TASK STATEMENT: From the entries provided below, copy each line that contains the word "India".

SUPPLIED MATERIAL:
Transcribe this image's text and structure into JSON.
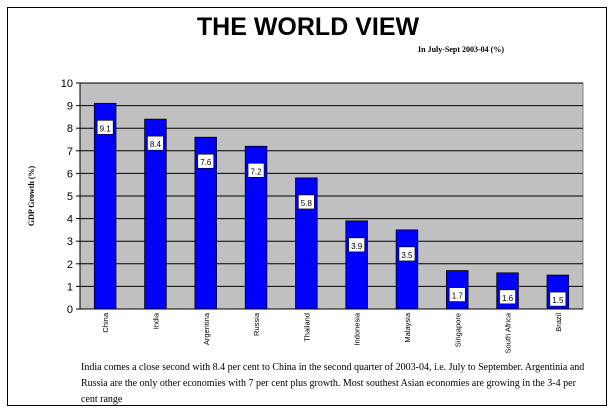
{
  "chart_data": {
    "type": "bar",
    "title": "THE WORLD VIEW",
    "subtitle": "In July-Sept 2003-04 (%)",
    "ylabel": "GDP Growth (%)",
    "xlabel": "",
    "categories": [
      "China",
      "India",
      "Argentina",
      "Russia",
      "Thailand",
      "Indonesia",
      "Malaysia",
      "Singapore",
      "South Africa",
      "Brazil"
    ],
    "values": [
      9.1,
      8.4,
      7.6,
      7.2,
      5.8,
      3.9,
      3.5,
      1.7,
      1.6,
      1.5
    ],
    "data_labels": [
      "9.1",
      "8.4",
      "7.6",
      "7.2",
      "5.8",
      "3.9",
      "3.5",
      "1.7",
      "1.6",
      "1.5"
    ],
    "ylim": [
      0,
      10
    ],
    "yticks": [
      "0",
      "1",
      "2",
      "3",
      "4",
      "5",
      "6",
      "7",
      "8",
      "9",
      "10"
    ],
    "grid": true,
    "legend": "none",
    "colors": {
      "bar": "#0000ff",
      "plot_bg": "#c0c0c0",
      "label_bg": "#ffffff"
    }
  },
  "caption": "India comes a close second with 8.4 per cent to China in the second quarter of 2003-04, i.e. July to September.  Argentinia and Russia are the only other economies with 7 per cent plus growth. Most southest Asian economies are growing in the 3-4 per cent range"
}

SOLUTION TO THE EXERCISE:
      "India",
  "caption": "India comes a close second with 8.4 per cent to China in the second quarter of 2003-04, i.e. July to September.  Argentinia and Russia are the only other economies with 7 per cent plus growth. Most southest Asian economies are growing in the 3-4 per cent range"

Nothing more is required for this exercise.